* START *

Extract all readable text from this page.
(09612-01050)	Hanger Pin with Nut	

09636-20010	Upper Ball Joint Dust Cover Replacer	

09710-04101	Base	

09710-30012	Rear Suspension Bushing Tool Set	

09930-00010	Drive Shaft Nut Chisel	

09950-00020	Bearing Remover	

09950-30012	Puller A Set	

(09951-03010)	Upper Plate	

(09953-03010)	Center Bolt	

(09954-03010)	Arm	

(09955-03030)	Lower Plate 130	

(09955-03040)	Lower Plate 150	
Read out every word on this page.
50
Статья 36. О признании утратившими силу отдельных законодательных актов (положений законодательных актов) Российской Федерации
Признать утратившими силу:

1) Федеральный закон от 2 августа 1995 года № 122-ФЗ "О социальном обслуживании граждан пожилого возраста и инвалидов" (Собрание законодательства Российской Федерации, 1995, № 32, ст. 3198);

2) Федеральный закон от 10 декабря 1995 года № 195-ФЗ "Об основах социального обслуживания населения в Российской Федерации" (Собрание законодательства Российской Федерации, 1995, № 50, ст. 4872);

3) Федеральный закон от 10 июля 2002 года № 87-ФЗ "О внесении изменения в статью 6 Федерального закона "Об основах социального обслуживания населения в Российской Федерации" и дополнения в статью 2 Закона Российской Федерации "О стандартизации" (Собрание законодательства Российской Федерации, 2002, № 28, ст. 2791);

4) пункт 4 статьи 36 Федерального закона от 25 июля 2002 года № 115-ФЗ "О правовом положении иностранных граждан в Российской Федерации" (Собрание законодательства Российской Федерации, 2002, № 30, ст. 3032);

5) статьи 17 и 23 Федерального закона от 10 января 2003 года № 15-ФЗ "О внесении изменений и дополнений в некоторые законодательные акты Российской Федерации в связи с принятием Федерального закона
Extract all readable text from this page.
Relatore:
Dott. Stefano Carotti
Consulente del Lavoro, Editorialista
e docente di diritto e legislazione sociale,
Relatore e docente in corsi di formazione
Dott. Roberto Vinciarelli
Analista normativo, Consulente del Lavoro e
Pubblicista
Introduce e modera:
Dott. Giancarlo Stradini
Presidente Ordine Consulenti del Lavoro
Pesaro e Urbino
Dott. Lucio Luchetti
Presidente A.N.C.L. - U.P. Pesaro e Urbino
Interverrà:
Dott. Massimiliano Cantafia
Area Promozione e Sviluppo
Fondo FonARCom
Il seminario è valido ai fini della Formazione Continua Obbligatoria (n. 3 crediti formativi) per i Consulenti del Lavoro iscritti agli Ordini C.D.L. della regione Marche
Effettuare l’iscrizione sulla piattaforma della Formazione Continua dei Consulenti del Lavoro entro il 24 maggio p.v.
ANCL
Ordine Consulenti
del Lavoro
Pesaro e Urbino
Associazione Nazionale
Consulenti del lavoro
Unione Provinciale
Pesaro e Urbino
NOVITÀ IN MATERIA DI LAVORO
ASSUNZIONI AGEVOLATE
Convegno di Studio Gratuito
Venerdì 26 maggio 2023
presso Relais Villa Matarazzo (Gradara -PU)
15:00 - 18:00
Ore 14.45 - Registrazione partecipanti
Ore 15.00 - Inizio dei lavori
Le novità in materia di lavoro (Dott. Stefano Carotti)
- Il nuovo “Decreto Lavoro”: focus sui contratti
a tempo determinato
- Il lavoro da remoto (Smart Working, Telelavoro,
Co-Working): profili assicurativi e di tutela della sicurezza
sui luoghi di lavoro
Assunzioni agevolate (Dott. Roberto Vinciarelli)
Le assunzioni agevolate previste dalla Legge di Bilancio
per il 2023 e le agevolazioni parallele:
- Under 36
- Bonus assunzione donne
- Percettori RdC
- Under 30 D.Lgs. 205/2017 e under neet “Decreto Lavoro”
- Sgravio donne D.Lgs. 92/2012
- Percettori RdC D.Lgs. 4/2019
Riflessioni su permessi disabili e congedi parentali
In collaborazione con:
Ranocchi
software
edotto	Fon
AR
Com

* END *

• Given request:
Write out the data again, exactly and in full.

• Result of this task:
Extract all readable text from this page.
(09612-01050)	Hanger Pin with Nut	

09636-20010	Upper Ball Joint Dust Cover Replacer	

09710-04101	Base	

09710-30012	Rear Suspension Bushing Tool Set	

09930-00010	Drive Shaft Nut Chisel	

09950-00020	Bearing Remover	

09950-30012	Puller A Set	

(09951-03010)	Upper Plate	

(09953-03010)	Center Bolt	

(09954-03010)	Arm	

(09955-03030)	Lower Plate 130	

(09955-03040)	Lower Plate 150	
Read out every word on this page.
50
Статья 36. О признании утратившими силу отдельных законодательных актов (положений законодательных актов) Российской Федерации
Признать утратившими силу:

1) Федеральный закон от 2 августа 1995 года № 122-ФЗ "О социальном обслуживании граждан пожилого возраста и инвалидов" (Собрание законодательства Российской Федерации, 1995, № 32, ст. 3198);

2) Федеральный закон от 10 декабря 1995 года № 195-ФЗ "Об основах социального обслуживания населения в Российской Федерации" (Собрание законодательства Российской Федерации, 1995, № 50, ст. 4872);

3) Федеральный закон от 10 июля 2002 года № 87-ФЗ "О внесении изменения в статью 6 Федерального закона "Об основах социального обслуживания населения в Российской Федерации" и дополнения в статью 2 Закона Российской Федерации "О стандартизации" (Собрание законодательства Российской Федерации, 2002, № 28, ст. 2791);

4) пункт 4 статьи 36 Федерального закона от 25 июля 2002 года № 115-ФЗ "О правовом положении иностранных граждан в Российской Федерации" (Собрание законодательства Российской Федерации, 2002, № 30, ст. 3032);

5) статьи 17 и 23 Федерального закона от 10 января 2003 года № 15-ФЗ "О внесении изменений и дополнений в некоторые законодательные акты Российской Федерации в связи с принятием Федерального закона
Extract all readable text from this page.
Relatore:
Dott. Stefano Carotti
Consulente del Lavoro, Editorialista
e docente di diritto e legislazione sociale,
Relatore e docente in corsi di formazione
Dott. Roberto Vinciarelli
Analista normativo, Consulente del Lavoro e
Pubblicista
Introduce e modera:
Dott. Giancarlo Stradini
Presidente Ordine Consulenti del Lavoro
Pesaro e Urbino
Dott. Lucio Luchetti
Presidente A.N.C.L. - U.P. Pesaro e Urbino
Interverrà:
Dott. Massimiliano Cantafia
Area Promozione e Sviluppo
Fondo FonARCom
Il seminario è valido ai fini della Formazione Continua Obbligatoria (n. 3 crediti formativi) per i Consulenti del Lavoro iscritti agli Ordini C.D.L. della regione Marche
Effettuare l’iscrizione sulla piattaforma della Formazione Continua dei Consulenti del Lavoro entro il 24 maggio p.v.
ANCL
Ordine Consulenti
del Lavoro
Pesaro e Urbino
Associazione Nazionale
Consulenti del lavoro
Unione Provinciale
Pesaro e Urbino
NOVITÀ IN MATERIA DI LAVORO
ASSUNZIONI AGEVOLATE
Convegno di Studio Gratuito
Venerdì 26 maggio 2023
presso Relais Villa Matarazzo (Gradara -PU)
15:00 - 18:00
Ore 14.45 - Registrazione partecipanti
Ore 15.00 - Inizio dei lavori
Le novità in materia di lavoro (Dott. Stefano Carotti)
- Il nuovo “Decreto Lavoro”: focus sui contratti
a tempo determinato
- Il lavoro da remoto (Smart Working, Telelavoro,
Co-Working): profili assicurativi e di tutela della sicurezza
sui luoghi di lavoro
Assunzioni agevolate (Dott. Roberto Vinciarelli)
Le assunzioni agevolate previste dalla Legge di Bilancio
per il 2023 e le agevolazioni parallele:
- Under 36
- Bonus assunzione donne
- Percettori RdC
- Under 30 D.Lgs. 205/2017 e under neet “Decreto Lavoro”
- Sgravio donne D.Lgs. 92/2012
- Percettori RdC D.Lgs. 4/2019
Riflessioni su permessi disabili e congedi parentali
In collaborazione con:
Ranocchi
software
edotto	Fon
AR
Com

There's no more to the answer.